Source records:
--------------------------------

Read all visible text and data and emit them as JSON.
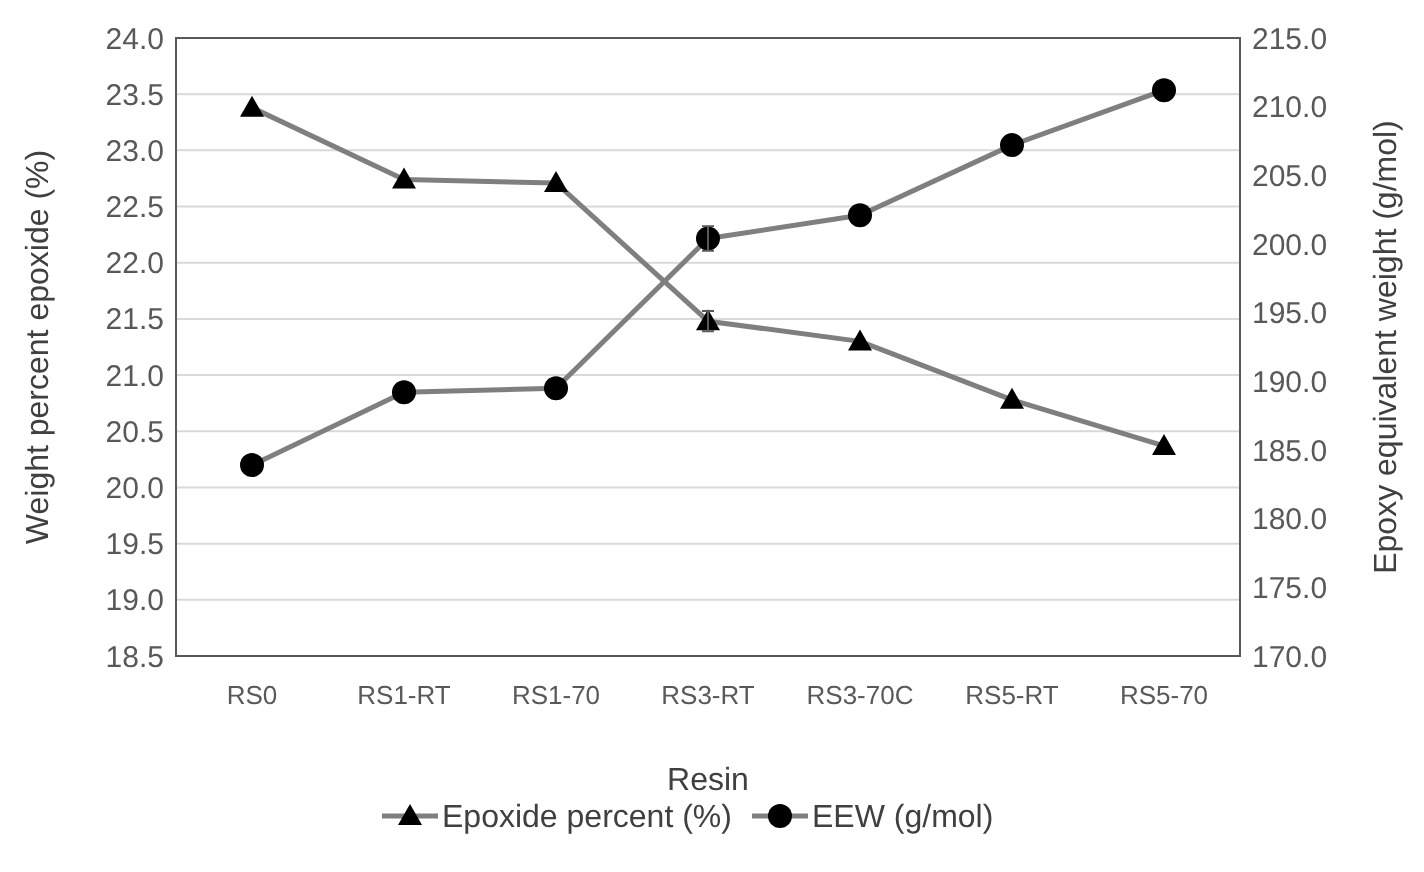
{
  "chart_data": {
    "type": "line",
    "xlabel": "Resin",
    "ylabel": "Weight percent epoxide (%)",
    "y2label": "Epoxy equivalent weight (g/mol)",
    "categories": [
      "RS0",
      "RS1-RT",
      "RS1-70",
      "RS3-RT",
      "RS3-70C",
      "RS5-RT",
      "RS5-70"
    ],
    "series": [
      {
        "name": "Epoxide percent (%)",
        "color": "#7f7f7f",
        "marker": "triangle",
        "values": [
          23.38,
          22.74,
          22.71,
          21.48,
          21.3,
          20.78,
          20.37
        ],
        "errors": [
          null,
          null,
          null,
          0.09,
          null,
          null,
          null
        ]
      },
      {
        "name": "EEW (g/mol)",
        "color": "#7f7f7f",
        "marker": "circle",
        "axis": "y2",
        "values": [
          183.9,
          189.2,
          189.5,
          200.4,
          202.1,
          207.2,
          211.2
        ],
        "errors": [
          null,
          null,
          null,
          0.9,
          null,
          null,
          null
        ]
      }
    ],
    "ylim": [
      18.5,
      24
    ],
    "yticks": [
      {
        "value": 18.5,
        "label": "18.5"
      },
      {
        "value": 19,
        "label": "19.0"
      },
      {
        "value": 19.5,
        "label": "19.5"
      },
      {
        "value": 20,
        "label": "20.0"
      },
      {
        "value": 20.5,
        "label": "20.5"
      },
      {
        "value": 21,
        "label": "21.0"
      },
      {
        "value": 21.5,
        "label": "21.5"
      },
      {
        "value": 22,
        "label": "22.0"
      },
      {
        "value": 22.5,
        "label": "22.5"
      },
      {
        "value": 23,
        "label": "23.0"
      },
      {
        "value": 23.5,
        "label": "23.5"
      },
      {
        "value": 24,
        "label": "24.0"
      }
    ],
    "y2lim": [
      170,
      215
    ],
    "y2ticks": [
      {
        "value": 170,
        "label": "170.0"
      },
      {
        "value": 175,
        "label": "175.0"
      },
      {
        "value": 180,
        "label": "180.0"
      },
      {
        "value": 185,
        "label": "185.0"
      },
      {
        "value": 190,
        "label": "190.0"
      },
      {
        "value": 195,
        "label": "195.0"
      },
      {
        "value": 200,
        "label": "200.0"
      },
      {
        "value": 205,
        "label": "205.0"
      },
      {
        "value": 210,
        "label": "210.0"
      },
      {
        "value": 215,
        "label": "215.0"
      }
    ],
    "grid": "y",
    "legend": "bottom",
    "line_style": "solid"
  }
}
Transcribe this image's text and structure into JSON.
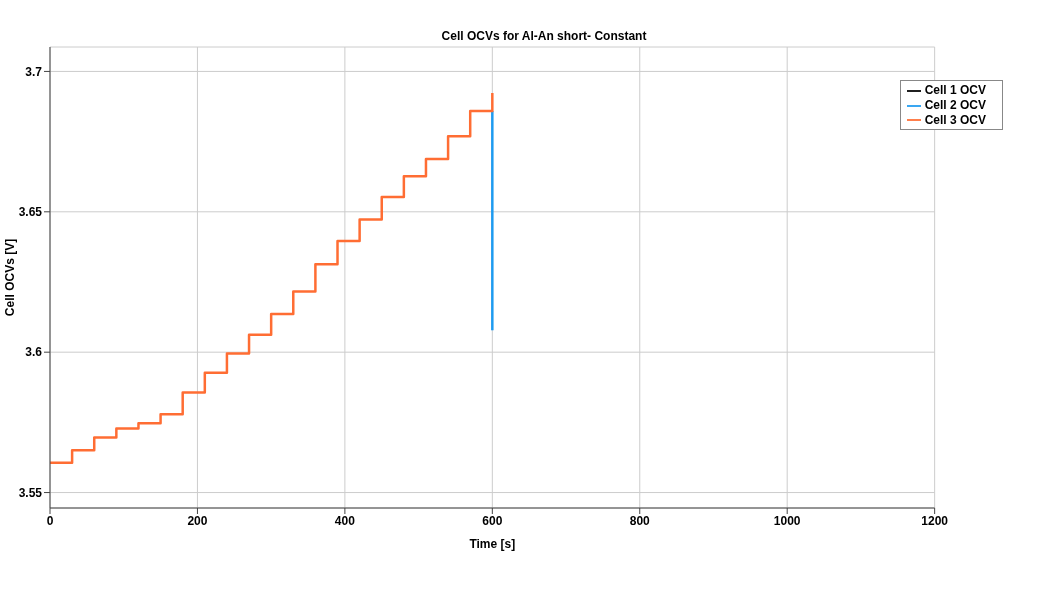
{
  "chart_data": {
    "type": "step",
    "title": "Cell OCVs for Al-An short- Constant",
    "xlabel": "Time [s]",
    "ylabel": "Cell OCVs [V]",
    "xlim": [
      0,
      1200
    ],
    "xticks": [
      0,
      200,
      400,
      600,
      800,
      1000,
      1200
    ],
    "ylim": [
      3.5445,
      3.7087
    ],
    "yticks": [
      3.55,
      3.6,
      3.65,
      3.7
    ],
    "grid": true,
    "legend": "top right",
    "series": [
      {
        "name": "Cell 1 OCV",
        "color": "#000000"
      },
      {
        "name": "Cell 2 OCV",
        "color": "#1e9bf0",
        "x": [
          600,
          600
        ],
        "values": [
          3.6859,
          3.6078
        ]
      },
      {
        "name": "Cell 3 OCV",
        "color": "#ff6d33",
        "x": [
          0,
          30,
          60,
          90,
          120,
          150,
          180,
          210,
          240,
          270,
          300,
          330,
          360,
          390,
          420,
          450,
          480,
          510,
          540,
          570,
          600
        ],
        "values": [
          3.5606,
          3.5651,
          3.5696,
          3.5728,
          3.5747,
          3.5779,
          3.5856,
          3.5927,
          3.5995,
          3.6062,
          3.6136,
          3.6216,
          3.6313,
          3.6396,
          3.6473,
          3.6553,
          3.6627,
          3.6688,
          3.6769,
          3.6859,
          3.6923
        ]
      }
    ]
  }
}
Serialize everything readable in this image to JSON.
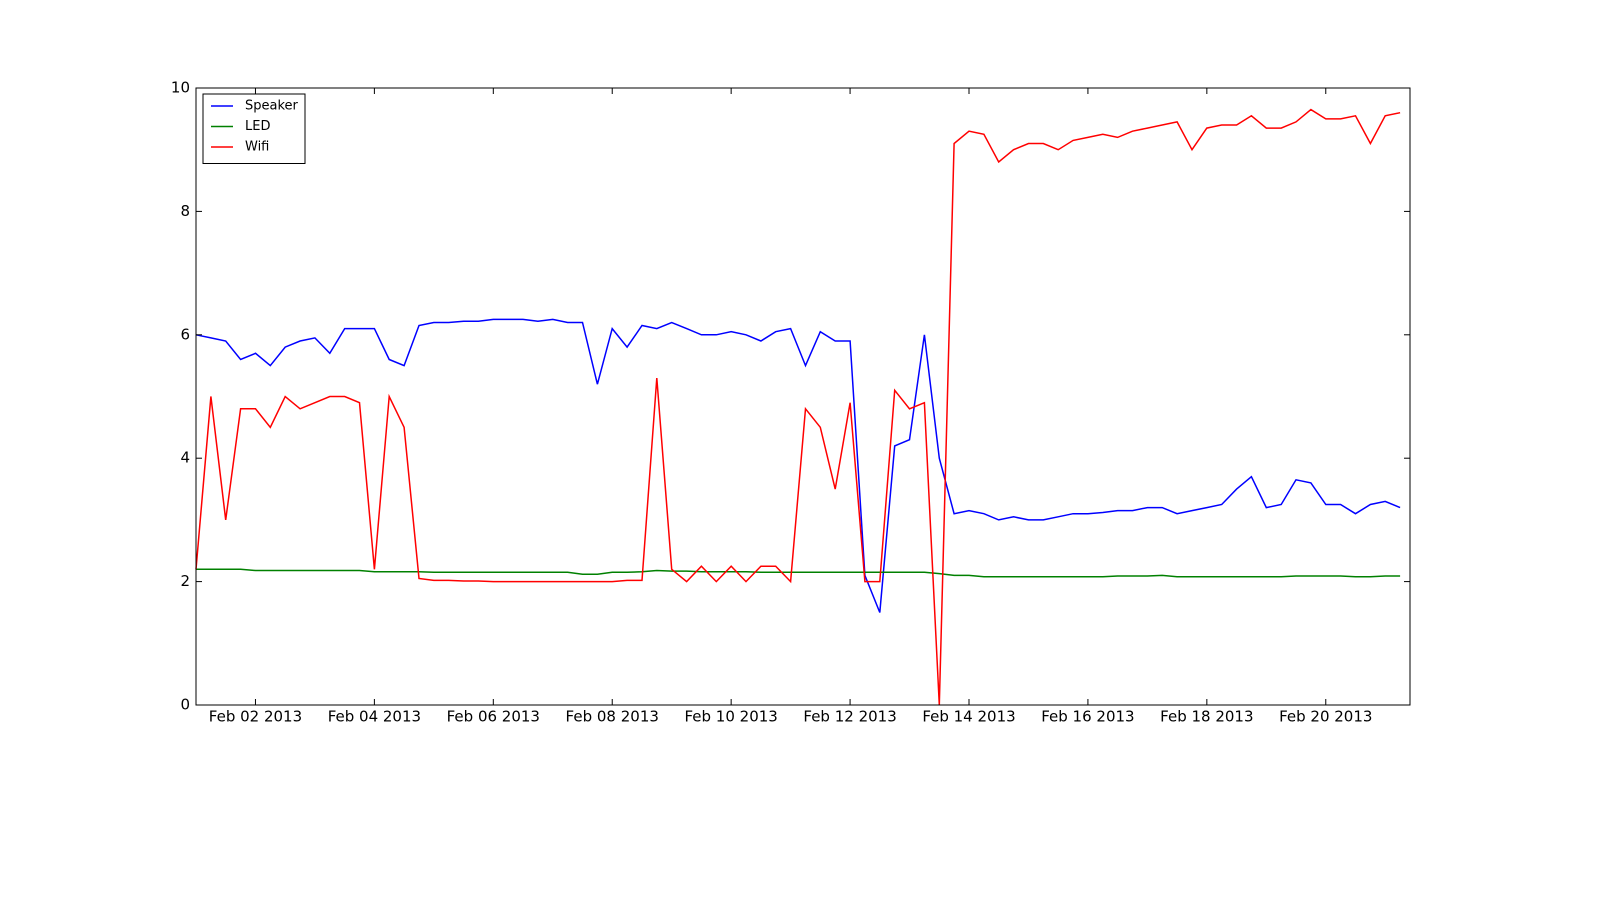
{
  "chart_data": {
    "type": "line",
    "x": [
      "2013-02-01 00:00",
      "2013-02-01 06:00",
      "2013-02-01 12:00",
      "2013-02-01 18:00",
      "2013-02-02 00:00",
      "2013-02-02 06:00",
      "2013-02-02 12:00",
      "2013-02-02 18:00",
      "2013-02-03 00:00",
      "2013-02-03 06:00",
      "2013-02-03 12:00",
      "2013-02-03 18:00",
      "2013-02-04 00:00",
      "2013-02-04 06:00",
      "2013-02-04 12:00",
      "2013-02-04 18:00",
      "2013-02-05 00:00",
      "2013-02-05 06:00",
      "2013-02-05 12:00",
      "2013-02-05 18:00",
      "2013-02-06 00:00",
      "2013-02-06 06:00",
      "2013-02-06 12:00",
      "2013-02-06 18:00",
      "2013-02-07 00:00",
      "2013-02-07 06:00",
      "2013-02-07 12:00",
      "2013-02-07 18:00",
      "2013-02-08 00:00",
      "2013-02-08 06:00",
      "2013-02-08 12:00",
      "2013-02-08 18:00",
      "2013-02-09 00:00",
      "2013-02-09 06:00",
      "2013-02-09 12:00",
      "2013-02-09 18:00",
      "2013-02-10 00:00",
      "2013-02-10 06:00",
      "2013-02-10 12:00",
      "2013-02-10 18:00",
      "2013-02-11 00:00",
      "2013-02-11 06:00",
      "2013-02-11 12:00",
      "2013-02-11 18:00",
      "2013-02-12 00:00",
      "2013-02-12 06:00",
      "2013-02-12 12:00",
      "2013-02-12 18:00",
      "2013-02-13 00:00",
      "2013-02-13 06:00",
      "2013-02-13 12:00",
      "2013-02-13 18:00",
      "2013-02-14 00:00",
      "2013-02-14 06:00",
      "2013-02-14 12:00",
      "2013-02-14 18:00",
      "2013-02-15 00:00",
      "2013-02-15 06:00",
      "2013-02-15 12:00",
      "2013-02-15 18:00",
      "2013-02-16 00:00",
      "2013-02-16 06:00",
      "2013-02-16 12:00",
      "2013-02-16 18:00",
      "2013-02-17 00:00",
      "2013-02-17 06:00",
      "2013-02-17 12:00",
      "2013-02-17 18:00",
      "2013-02-18 00:00",
      "2013-02-18 06:00",
      "2013-02-18 12:00",
      "2013-02-18 18:00",
      "2013-02-19 00:00",
      "2013-02-19 06:00",
      "2013-02-19 12:00",
      "2013-02-19 18:00",
      "2013-02-20 00:00",
      "2013-02-20 06:00",
      "2013-02-20 12:00",
      "2013-02-20 18:00",
      "2013-02-21 00:00",
      "2013-02-21 06:00"
    ],
    "series": [
      {
        "name": "Speaker",
        "color": "#0000ff",
        "values": [
          6.0,
          5.95,
          5.9,
          5.6,
          5.7,
          5.5,
          5.8,
          5.9,
          5.95,
          5.7,
          6.1,
          6.1,
          6.1,
          5.6,
          5.5,
          6.15,
          6.2,
          6.2,
          6.22,
          6.22,
          6.25,
          6.25,
          6.25,
          6.22,
          6.25,
          6.2,
          6.2,
          5.2,
          6.1,
          5.8,
          6.15,
          6.1,
          6.2,
          6.1,
          6.0,
          6.0,
          6.05,
          6.0,
          5.9,
          6.05,
          6.1,
          5.5,
          6.05,
          5.9,
          5.9,
          2.1,
          1.5,
          4.2,
          4.3,
          6.0,
          4.0,
          3.1,
          3.15,
          3.1,
          3.0,
          3.05,
          3.0,
          3.0,
          3.05,
          3.1,
          3.1,
          3.12,
          3.15,
          3.15,
          3.2,
          3.2,
          3.1,
          3.15,
          3.2,
          3.25,
          3.5,
          3.7,
          3.2,
          3.25,
          3.65,
          3.6,
          3.25,
          3.25,
          3.1,
          3.25,
          3.3,
          3.2
        ]
      },
      {
        "name": "LED",
        "color": "#008000",
        "values": [
          2.2,
          2.2,
          2.2,
          2.2,
          2.18,
          2.18,
          2.18,
          2.18,
          2.18,
          2.18,
          2.18,
          2.18,
          2.16,
          2.16,
          2.16,
          2.16,
          2.15,
          2.15,
          2.15,
          2.15,
          2.15,
          2.15,
          2.15,
          2.15,
          2.15,
          2.15,
          2.12,
          2.12,
          2.15,
          2.15,
          2.16,
          2.18,
          2.17,
          2.17,
          2.16,
          2.16,
          2.16,
          2.16,
          2.15,
          2.15,
          2.15,
          2.15,
          2.15,
          2.15,
          2.15,
          2.15,
          2.15,
          2.15,
          2.15,
          2.15,
          2.13,
          2.1,
          2.1,
          2.08,
          2.08,
          2.08,
          2.08,
          2.08,
          2.08,
          2.08,
          2.08,
          2.08,
          2.09,
          2.09,
          2.09,
          2.1,
          2.08,
          2.08,
          2.08,
          2.08,
          2.08,
          2.08,
          2.08,
          2.08,
          2.09,
          2.09,
          2.09,
          2.09,
          2.08,
          2.08,
          2.09,
          2.09
        ]
      },
      {
        "name": "Wifi",
        "color": "#ff0000",
        "values": [
          2.2,
          5.0,
          3.0,
          4.8,
          4.8,
          4.5,
          5.0,
          4.8,
          4.9,
          5.0,
          5.0,
          4.9,
          2.2,
          5.0,
          4.5,
          2.05,
          2.02,
          2.02,
          2.01,
          2.01,
          2.0,
          2.0,
          2.0,
          2.0,
          2.0,
          2.0,
          2.0,
          2.0,
          2.0,
          2.02,
          2.02,
          5.3,
          2.2,
          2.0,
          2.25,
          2.0,
          2.25,
          2.0,
          2.25,
          2.25,
          2.0,
          4.8,
          4.5,
          3.5,
          4.9,
          2.0,
          2.0,
          5.1,
          4.8,
          4.9,
          0.0,
          9.1,
          9.3,
          9.25,
          8.8,
          9.0,
          9.1,
          9.1,
          9.0,
          9.15,
          9.2,
          9.25,
          9.2,
          9.3,
          9.35,
          9.4,
          9.45,
          9.0,
          9.35,
          9.4,
          9.4,
          9.55,
          9.35,
          9.35,
          9.45,
          9.65,
          9.5,
          9.5,
          9.55,
          9.1,
          9.55,
          9.6
        ]
      }
    ],
    "xlim": [
      "2013-02-01 00:00",
      "2013-02-21 10:00"
    ],
    "xticks": [
      {
        "value": "2013-02-02 00:00",
        "label": "Feb 02 2013"
      },
      {
        "value": "2013-02-04 00:00",
        "label": "Feb 04 2013"
      },
      {
        "value": "2013-02-06 00:00",
        "label": "Feb 06 2013"
      },
      {
        "value": "2013-02-08 00:00",
        "label": "Feb 08 2013"
      },
      {
        "value": "2013-02-10 00:00",
        "label": "Feb 10 2013"
      },
      {
        "value": "2013-02-12 00:00",
        "label": "Feb 12 2013"
      },
      {
        "value": "2013-02-14 00:00",
        "label": "Feb 14 2013"
      },
      {
        "value": "2013-02-16 00:00",
        "label": "Feb 16 2013"
      },
      {
        "value": "2013-02-18 00:00",
        "label": "Feb 18 2013"
      },
      {
        "value": "2013-02-20 00:00",
        "label": "Feb 20 2013"
      }
    ],
    "ylim": [
      0,
      10
    ],
    "yticks": [
      0,
      2,
      4,
      6,
      8,
      10
    ],
    "legend": "upper left"
  }
}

--------------------------------

**Stated goal**
Across the material above, count every line holding "this" and write down only the number.

**Completed task**
2